Records for this task
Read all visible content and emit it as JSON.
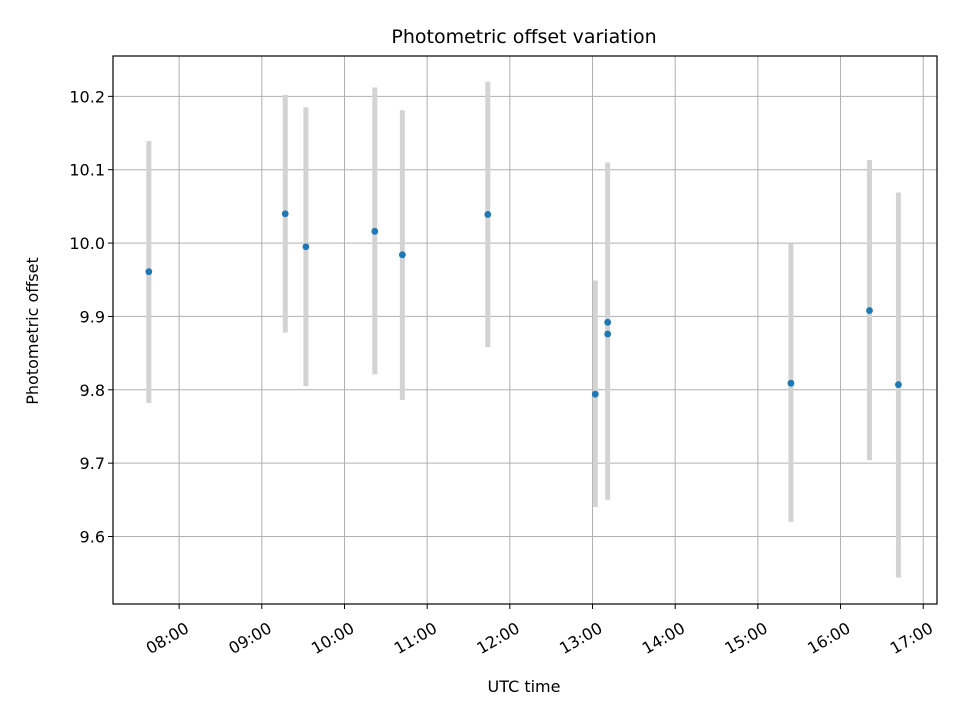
{
  "chart_data": {
    "type": "scatter",
    "title": "Photometric offset variation",
    "xlabel": "UTC time",
    "ylabel": "Photometric offset",
    "xlim": [
      "07:12",
      "17:10"
    ],
    "ylim": [
      9.508,
      10.255
    ],
    "x_ticks": [
      "08:00",
      "09:00",
      "10:00",
      "11:00",
      "12:00",
      "13:00",
      "14:00",
      "15:00",
      "16:00",
      "17:00"
    ],
    "y_ticks": [
      9.6,
      9.7,
      9.8,
      9.9,
      10.0,
      10.1,
      10.2
    ],
    "y_tick_labels": [
      "9.6",
      "9.7",
      "9.8",
      "9.9",
      "10.0",
      "10.1",
      "10.2"
    ],
    "grid": true,
    "point_color": "#1f77b4",
    "errorbar_color": "#d3d3d3",
    "series": [
      {
        "points": [
          {
            "x": "07:38",
            "y": 9.961,
            "ylow": 9.782,
            "yhigh": 10.139
          },
          {
            "x": "09:17",
            "y": 10.04,
            "ylow": 9.878,
            "yhigh": 10.202
          },
          {
            "x": "09:32",
            "y": 9.995,
            "ylow": 9.805,
            "yhigh": 10.185
          },
          {
            "x": "10:22",
            "y": 10.016,
            "ylow": 9.821,
            "yhigh": 10.212
          },
          {
            "x": "10:42",
            "y": 9.984,
            "ylow": 9.786,
            "yhigh": 10.181
          },
          {
            "x": "11:44",
            "y": 10.039,
            "ylow": 9.858,
            "yhigh": 10.22
          },
          {
            "x": "13:02",
            "y": 9.794,
            "ylow": 9.64,
            "yhigh": 9.949
          },
          {
            "x": "13:11",
            "y": 9.892,
            "ylow": 9.892,
            "yhigh": 9.892
          },
          {
            "x": "13:11",
            "y": 9.876,
            "ylow": 9.65,
            "yhigh": 10.11
          },
          {
            "x": "15:24",
            "y": 9.809,
            "ylow": 9.62,
            "yhigh": 9.999
          },
          {
            "x": "16:21",
            "y": 9.908,
            "ylow": 9.704,
            "yhigh": 10.113
          },
          {
            "x": "16:42",
            "y": 9.807,
            "ylow": 9.544,
            "yhigh": 10.069
          }
        ]
      }
    ]
  }
}
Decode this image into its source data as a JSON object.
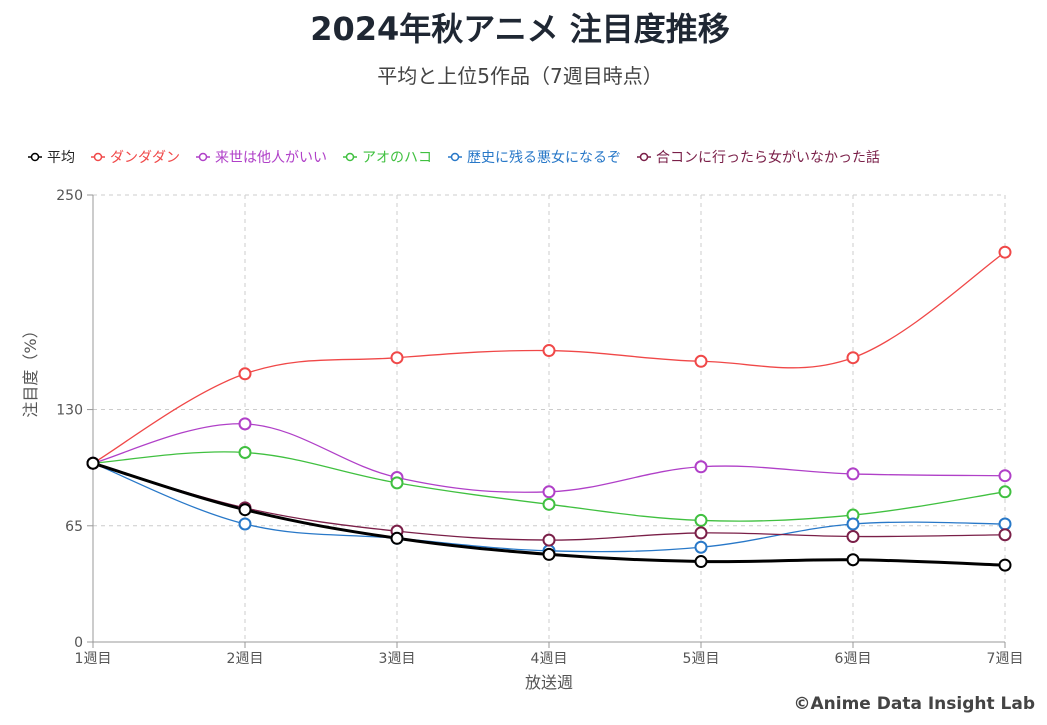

What to produce
Transcribe the whole listing, character for character, but not its images.

Full output
Read all visible content and emit it as JSON.
{
  "chart_data": {
    "type": "scatter",
    "title": "Photometric offset variation",
    "xlabel": "UTC time",
    "ylabel": "Photometric offset",
    "xlim": [
      "07:12",
      "17:10"
    ],
    "ylim": [
      9.508,
      10.255
    ],
    "x_ticks": [
      "08:00",
      "09:00",
      "10:00",
      "11:00",
      "12:00",
      "13:00",
      "14:00",
      "15:00",
      "16:00",
      "17:00"
    ],
    "y_ticks": [
      9.6,
      9.7,
      9.8,
      9.9,
      10.0,
      10.1,
      10.2
    ],
    "y_tick_labels": [
      "9.6",
      "9.7",
      "9.8",
      "9.9",
      "10.0",
      "10.1",
      "10.2"
    ],
    "grid": true,
    "point_color": "#1f77b4",
    "errorbar_color": "#d3d3d3",
    "series": [
      {
        "points": [
          {
            "x": "07:38",
            "y": 9.961,
            "ylow": 9.782,
            "yhigh": 10.139
          },
          {
            "x": "09:17",
            "y": 10.04,
            "ylow": 9.878,
            "yhigh": 10.202
          },
          {
            "x": "09:32",
            "y": 9.995,
            "ylow": 9.805,
            "yhigh": 10.185
          },
          {
            "x": "10:22",
            "y": 10.016,
            "ylow": 9.821,
            "yhigh": 10.212
          },
          {
            "x": "10:42",
            "y": 9.984,
            "ylow": 9.786,
            "yhigh": 10.181
          },
          {
            "x": "11:44",
            "y": 10.039,
            "ylow": 9.858,
            "yhigh": 10.22
          },
          {
            "x": "13:02",
            "y": 9.794,
            "ylow": 9.64,
            "yhigh": 9.949
          },
          {
            "x": "13:11",
            "y": 9.892,
            "ylow": 9.892,
            "yhigh": 9.892
          },
          {
            "x": "13:11",
            "y": 9.876,
            "ylow": 9.65,
            "yhigh": 10.11
          },
          {
            "x": "15:24",
            "y": 9.809,
            "ylow": 9.62,
            "yhigh": 9.999
          },
          {
            "x": "16:21",
            "y": 9.908,
            "ylow": 9.704,
            "yhigh": 10.113
          },
          {
            "x": "16:42",
            "y": 9.807,
            "ylow": 9.544,
            "yhigh": 10.069
          }
        ]
      }
    ]
  }
}
Decode this image into its source data as a JSON object.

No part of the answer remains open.